**Input data:**

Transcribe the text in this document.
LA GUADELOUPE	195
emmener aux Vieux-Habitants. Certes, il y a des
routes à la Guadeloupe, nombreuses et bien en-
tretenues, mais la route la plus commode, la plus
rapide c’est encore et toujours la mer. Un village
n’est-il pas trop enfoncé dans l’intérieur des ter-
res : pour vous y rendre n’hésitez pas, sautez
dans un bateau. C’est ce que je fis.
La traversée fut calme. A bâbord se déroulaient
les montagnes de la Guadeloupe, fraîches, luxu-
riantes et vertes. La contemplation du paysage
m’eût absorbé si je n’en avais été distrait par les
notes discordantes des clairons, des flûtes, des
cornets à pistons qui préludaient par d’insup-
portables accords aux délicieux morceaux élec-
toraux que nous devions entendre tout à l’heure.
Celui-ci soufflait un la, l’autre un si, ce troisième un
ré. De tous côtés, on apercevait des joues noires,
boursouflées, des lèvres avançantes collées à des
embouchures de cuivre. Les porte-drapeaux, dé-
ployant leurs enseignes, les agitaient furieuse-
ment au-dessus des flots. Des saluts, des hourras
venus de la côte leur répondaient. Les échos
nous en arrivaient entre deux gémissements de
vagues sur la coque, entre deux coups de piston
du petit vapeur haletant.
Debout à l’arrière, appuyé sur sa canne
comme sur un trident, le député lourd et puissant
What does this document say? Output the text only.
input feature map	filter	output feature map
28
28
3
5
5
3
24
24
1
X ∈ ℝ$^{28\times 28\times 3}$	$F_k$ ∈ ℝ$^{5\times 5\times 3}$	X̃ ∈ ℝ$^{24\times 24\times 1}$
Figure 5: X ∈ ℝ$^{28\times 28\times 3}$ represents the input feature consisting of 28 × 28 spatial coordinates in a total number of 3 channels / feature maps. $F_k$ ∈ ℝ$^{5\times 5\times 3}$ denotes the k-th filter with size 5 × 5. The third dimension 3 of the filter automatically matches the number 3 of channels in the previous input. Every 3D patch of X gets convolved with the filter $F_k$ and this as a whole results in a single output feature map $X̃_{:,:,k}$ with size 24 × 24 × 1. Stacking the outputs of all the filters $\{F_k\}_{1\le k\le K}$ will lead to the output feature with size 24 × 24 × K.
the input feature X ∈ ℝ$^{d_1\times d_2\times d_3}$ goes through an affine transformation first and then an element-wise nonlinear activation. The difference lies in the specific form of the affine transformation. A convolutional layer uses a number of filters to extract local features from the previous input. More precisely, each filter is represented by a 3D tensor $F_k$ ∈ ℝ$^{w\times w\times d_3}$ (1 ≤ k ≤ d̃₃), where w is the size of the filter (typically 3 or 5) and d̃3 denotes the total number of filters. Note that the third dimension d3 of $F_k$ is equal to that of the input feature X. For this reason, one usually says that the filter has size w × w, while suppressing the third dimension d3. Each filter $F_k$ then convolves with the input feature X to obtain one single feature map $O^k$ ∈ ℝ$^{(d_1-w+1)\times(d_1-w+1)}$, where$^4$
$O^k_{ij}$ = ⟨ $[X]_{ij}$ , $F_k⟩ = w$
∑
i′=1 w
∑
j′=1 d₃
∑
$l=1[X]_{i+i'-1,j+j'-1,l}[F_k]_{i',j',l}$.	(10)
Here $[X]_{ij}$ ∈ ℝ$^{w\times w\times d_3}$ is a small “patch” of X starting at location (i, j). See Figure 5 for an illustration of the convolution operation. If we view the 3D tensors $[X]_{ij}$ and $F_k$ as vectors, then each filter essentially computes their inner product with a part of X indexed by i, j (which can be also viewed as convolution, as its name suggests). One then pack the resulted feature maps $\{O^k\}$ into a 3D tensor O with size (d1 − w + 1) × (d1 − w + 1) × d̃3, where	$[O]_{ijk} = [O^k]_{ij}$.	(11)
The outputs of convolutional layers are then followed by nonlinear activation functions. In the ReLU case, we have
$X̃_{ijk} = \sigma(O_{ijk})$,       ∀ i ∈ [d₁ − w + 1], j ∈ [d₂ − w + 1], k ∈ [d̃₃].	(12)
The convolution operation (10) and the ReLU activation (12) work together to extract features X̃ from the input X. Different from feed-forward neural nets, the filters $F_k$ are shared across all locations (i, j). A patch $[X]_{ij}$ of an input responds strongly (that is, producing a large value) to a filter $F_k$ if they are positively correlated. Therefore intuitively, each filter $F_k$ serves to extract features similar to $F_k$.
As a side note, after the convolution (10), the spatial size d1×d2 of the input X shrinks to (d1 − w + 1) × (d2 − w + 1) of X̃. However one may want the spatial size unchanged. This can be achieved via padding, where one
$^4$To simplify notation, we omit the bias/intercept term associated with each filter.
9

**Written instruction:** Quote every record above exactly.

**Result of this task:**
Transcribe the text in this document.
LA GUADELOUPE	195
emmener aux Vieux-Habitants. Certes, il y a des
routes à la Guadeloupe, nombreuses et bien en-
tretenues, mais la route la plus commode, la plus
rapide c’est encore et toujours la mer. Un village
n’est-il pas trop enfoncé dans l’intérieur des ter-
res : pour vous y rendre n’hésitez pas, sautez
dans un bateau. C’est ce que je fis.
La traversée fut calme. A bâbord se déroulaient
les montagnes de la Guadeloupe, fraîches, luxu-
riantes et vertes. La contemplation du paysage
m’eût absorbé si je n’en avais été distrait par les
notes discordantes des clairons, des flûtes, des
cornets à pistons qui préludaient par d’insup-
portables accords aux délicieux morceaux élec-
toraux que nous devions entendre tout à l’heure.
Celui-ci soufflait un la, l’autre un si, ce troisième un
ré. De tous côtés, on apercevait des joues noires,
boursouflées, des lèvres avançantes collées à des
embouchures de cuivre. Les porte-drapeaux, dé-
ployant leurs enseignes, les agitaient furieuse-
ment au-dessus des flots. Des saluts, des hourras
venus de la côte leur répondaient. Les échos
nous en arrivaient entre deux gémissements de
vagues sur la coque, entre deux coups de piston
du petit vapeur haletant.
Debout à l’arrière, appuyé sur sa canne
comme sur un trident, le député lourd et puissant
What does this document say? Output the text only.
input feature map	filter	output feature map
28
28
3
5
5
3
24
24
1
X ∈ ℝ$^{28\times 28\times 3}$	$F_k$ ∈ ℝ$^{5\times 5\times 3}$	X̃ ∈ ℝ$^{24\times 24\times 1}$
Figure 5: X ∈ ℝ$^{28\times 28\times 3}$ represents the input feature consisting of 28 × 28 spatial coordinates in a total number of 3 channels / feature maps. $F_k$ ∈ ℝ$^{5\times 5\times 3}$ denotes the k-th filter with size 5 × 5. The third dimension 3 of the filter automatically matches the number 3 of channels in the previous input. Every 3D patch of X gets convolved with the filter $F_k$ and this as a whole results in a single output feature map $X̃_{:,:,k}$ with size 24 × 24 × 1. Stacking the outputs of all the filters $\{F_k\}_{1\le k\le K}$ will lead to the output feature with size 24 × 24 × K.
the input feature X ∈ ℝ$^{d_1\times d_2\times d_3}$ goes through an affine transformation first and then an element-wise nonlinear activation. The difference lies in the specific form of the affine transformation. A convolutional layer uses a number of filters to extract local features from the previous input. More precisely, each filter is represented by a 3D tensor $F_k$ ∈ ℝ$^{w\times w\times d_3}$ (1 ≤ k ≤ d̃₃), where w is the size of the filter (typically 3 or 5) and d̃3 denotes the total number of filters. Note that the third dimension d3 of $F_k$ is equal to that of the input feature X. For this reason, one usually says that the filter has size w × w, while suppressing the third dimension d3. Each filter $F_k$ then convolves with the input feature X to obtain one single feature map $O^k$ ∈ ℝ$^{(d_1-w+1)\times(d_1-w+1)}$, where$^4$
$O^k_{ij}$ = ⟨ $[X]_{ij}$ , $F_k⟩ = w$
∑
i′=1 w
∑
j′=1 d₃
∑
$l=1[X]_{i+i'-1,j+j'-1,l}[F_k]_{i',j',l}$.	(10)
Here $[X]_{ij}$ ∈ ℝ$^{w\times w\times d_3}$ is a small “patch” of X starting at location (i, j). See Figure 5 for an illustration of the convolution operation. If we view the 3D tensors $[X]_{ij}$ and $F_k$ as vectors, then each filter essentially computes their inner product with a part of X indexed by i, j (which can be also viewed as convolution, as its name suggests). One then pack the resulted feature maps $\{O^k\}$ into a 3D tensor O with size (d1 − w + 1) × (d1 − w + 1) × d̃3, where	$[O]_{ijk} = [O^k]_{ij}$.	(11)
The outputs of convolutional layers are then followed by nonlinear activation functions. In the ReLU case, we have
$X̃_{ijk} = \sigma(O_{ijk})$,       ∀ i ∈ [d₁ − w + 1], j ∈ [d₂ − w + 1], k ∈ [d̃₃].	(12)
The convolution operation (10) and the ReLU activation (12) work together to extract features X̃ from the input X. Different from feed-forward neural nets, the filters $F_k$ are shared across all locations (i, j). A patch $[X]_{ij}$ of an input responds strongly (that is, producing a large value) to a filter $F_k$ if they are positively correlated. Therefore intuitively, each filter $F_k$ serves to extract features similar to $F_k$.
As a side note, after the convolution (10), the spatial size d1×d2 of the input X shrinks to (d1 − w + 1) × (d2 − w + 1) of X̃. However one may want the spatial size unchanged. This can be achieved via padding, where one
$^4$To simplify notation, we omit the bias/intercept term associated with each filter.
9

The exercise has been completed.